**Goal:** Collect the lines of the entries where "true" shows up.

Dataset rows

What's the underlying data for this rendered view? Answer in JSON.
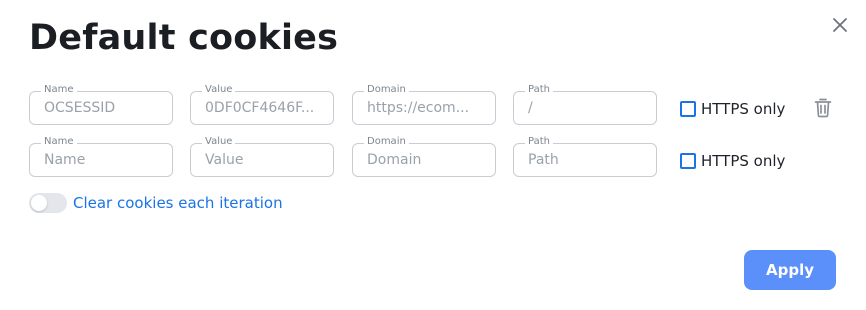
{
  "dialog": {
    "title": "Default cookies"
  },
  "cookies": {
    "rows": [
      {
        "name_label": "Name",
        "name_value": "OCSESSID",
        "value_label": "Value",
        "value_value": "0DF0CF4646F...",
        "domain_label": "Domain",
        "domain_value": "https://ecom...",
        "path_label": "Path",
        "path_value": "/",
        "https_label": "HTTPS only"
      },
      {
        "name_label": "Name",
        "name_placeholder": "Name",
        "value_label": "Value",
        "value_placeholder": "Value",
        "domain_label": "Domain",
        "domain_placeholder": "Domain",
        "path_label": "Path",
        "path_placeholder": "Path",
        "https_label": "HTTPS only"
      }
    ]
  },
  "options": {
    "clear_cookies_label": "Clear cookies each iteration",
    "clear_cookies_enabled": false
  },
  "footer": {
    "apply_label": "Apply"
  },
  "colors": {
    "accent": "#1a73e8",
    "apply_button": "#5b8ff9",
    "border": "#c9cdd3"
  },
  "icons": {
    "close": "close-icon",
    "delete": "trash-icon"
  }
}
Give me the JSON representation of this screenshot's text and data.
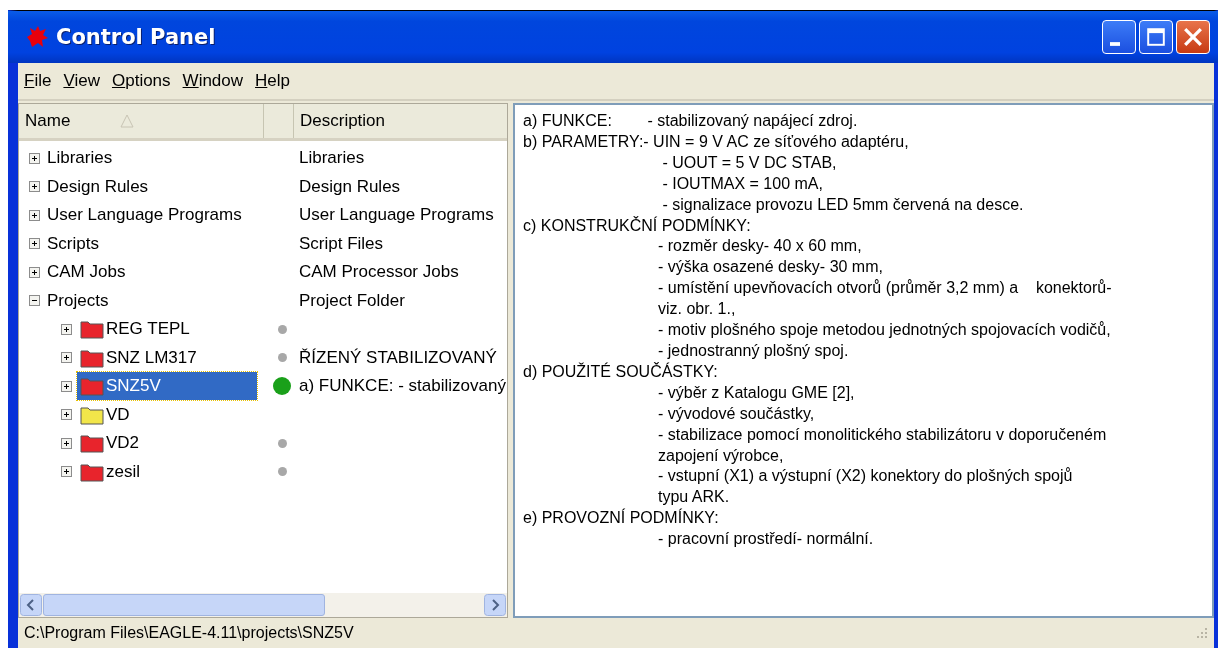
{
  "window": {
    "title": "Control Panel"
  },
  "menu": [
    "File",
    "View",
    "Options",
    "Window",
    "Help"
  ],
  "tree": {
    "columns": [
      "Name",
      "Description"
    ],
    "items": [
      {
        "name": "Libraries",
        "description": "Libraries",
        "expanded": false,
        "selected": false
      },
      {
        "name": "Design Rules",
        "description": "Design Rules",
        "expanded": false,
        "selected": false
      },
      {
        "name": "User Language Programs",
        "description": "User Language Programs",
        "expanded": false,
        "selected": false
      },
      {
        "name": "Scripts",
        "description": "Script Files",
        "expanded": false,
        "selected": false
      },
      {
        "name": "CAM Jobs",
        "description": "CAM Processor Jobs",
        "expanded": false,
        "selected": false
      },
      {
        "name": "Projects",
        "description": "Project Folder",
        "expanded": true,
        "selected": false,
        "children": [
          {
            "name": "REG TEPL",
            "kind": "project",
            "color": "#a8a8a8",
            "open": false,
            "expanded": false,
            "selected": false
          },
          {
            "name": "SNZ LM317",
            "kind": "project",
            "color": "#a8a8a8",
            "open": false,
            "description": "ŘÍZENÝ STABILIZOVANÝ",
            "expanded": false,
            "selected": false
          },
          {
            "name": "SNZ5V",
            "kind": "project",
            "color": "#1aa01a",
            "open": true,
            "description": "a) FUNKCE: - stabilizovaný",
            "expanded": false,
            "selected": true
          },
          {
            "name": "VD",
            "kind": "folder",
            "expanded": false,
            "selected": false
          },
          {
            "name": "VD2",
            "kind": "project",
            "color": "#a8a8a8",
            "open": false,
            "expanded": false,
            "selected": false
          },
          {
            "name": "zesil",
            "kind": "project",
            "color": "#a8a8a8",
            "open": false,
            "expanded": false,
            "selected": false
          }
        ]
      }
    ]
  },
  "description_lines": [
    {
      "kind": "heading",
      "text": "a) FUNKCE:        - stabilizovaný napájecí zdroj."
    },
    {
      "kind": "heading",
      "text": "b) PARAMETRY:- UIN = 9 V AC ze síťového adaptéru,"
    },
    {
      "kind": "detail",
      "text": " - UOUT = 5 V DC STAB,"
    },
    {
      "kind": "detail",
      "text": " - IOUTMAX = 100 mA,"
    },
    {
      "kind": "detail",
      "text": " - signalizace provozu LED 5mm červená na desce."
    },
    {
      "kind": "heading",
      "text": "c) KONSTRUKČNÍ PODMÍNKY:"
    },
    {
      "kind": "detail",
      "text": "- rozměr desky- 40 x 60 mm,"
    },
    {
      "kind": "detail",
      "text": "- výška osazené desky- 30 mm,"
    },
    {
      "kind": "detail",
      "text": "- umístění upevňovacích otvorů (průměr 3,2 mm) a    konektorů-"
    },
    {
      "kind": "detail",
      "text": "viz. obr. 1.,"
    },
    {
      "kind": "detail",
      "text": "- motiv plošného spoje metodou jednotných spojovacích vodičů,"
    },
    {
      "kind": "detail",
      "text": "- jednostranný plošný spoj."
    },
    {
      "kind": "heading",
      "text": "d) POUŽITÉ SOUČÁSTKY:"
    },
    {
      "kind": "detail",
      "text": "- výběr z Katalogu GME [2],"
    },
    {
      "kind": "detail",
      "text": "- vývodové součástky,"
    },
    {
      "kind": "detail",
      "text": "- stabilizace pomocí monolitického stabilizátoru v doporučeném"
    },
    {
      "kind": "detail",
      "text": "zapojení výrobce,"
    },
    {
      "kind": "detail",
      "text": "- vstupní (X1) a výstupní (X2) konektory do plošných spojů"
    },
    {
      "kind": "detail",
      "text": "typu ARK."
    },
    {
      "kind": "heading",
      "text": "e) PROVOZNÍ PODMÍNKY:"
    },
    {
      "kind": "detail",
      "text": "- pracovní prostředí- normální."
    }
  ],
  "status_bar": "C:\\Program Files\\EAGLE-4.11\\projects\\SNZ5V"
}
==
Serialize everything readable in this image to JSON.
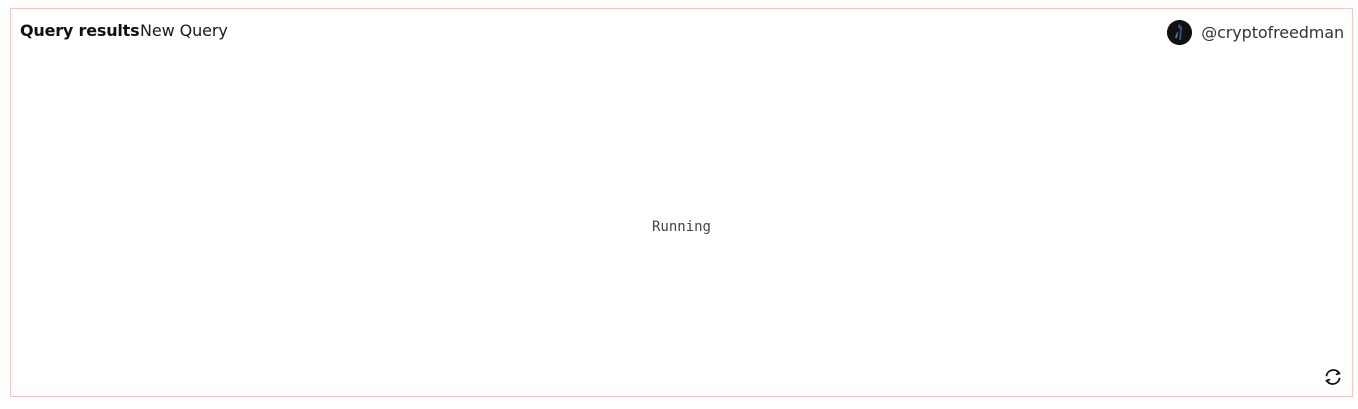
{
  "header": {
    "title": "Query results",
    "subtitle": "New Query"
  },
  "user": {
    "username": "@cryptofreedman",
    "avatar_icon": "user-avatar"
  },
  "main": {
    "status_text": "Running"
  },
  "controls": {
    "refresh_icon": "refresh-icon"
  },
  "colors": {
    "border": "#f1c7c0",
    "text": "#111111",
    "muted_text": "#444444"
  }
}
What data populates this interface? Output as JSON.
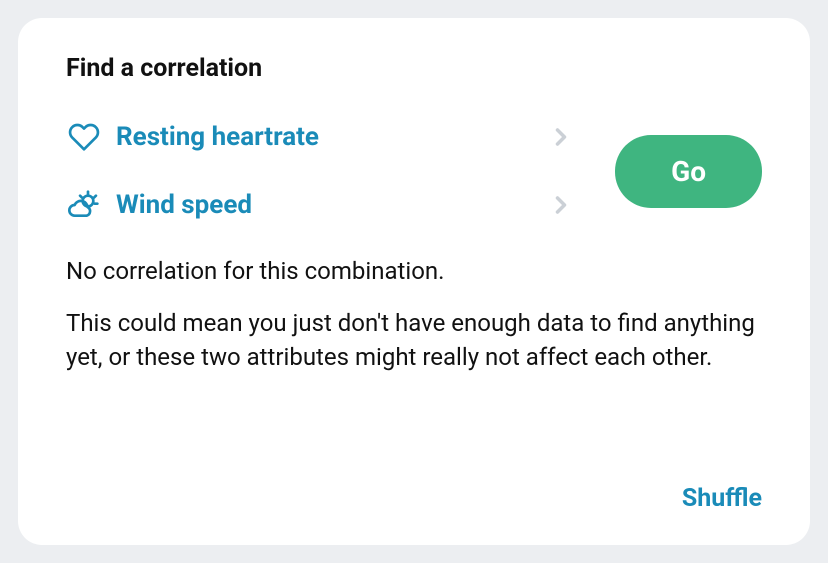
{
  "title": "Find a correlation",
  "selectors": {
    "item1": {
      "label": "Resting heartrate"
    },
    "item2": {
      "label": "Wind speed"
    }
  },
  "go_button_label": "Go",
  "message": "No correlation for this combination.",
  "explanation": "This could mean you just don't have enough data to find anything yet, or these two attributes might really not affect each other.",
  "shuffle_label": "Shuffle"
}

**Result of the exercise:**
        "expanded": true,
            "open": true,
            "selected": true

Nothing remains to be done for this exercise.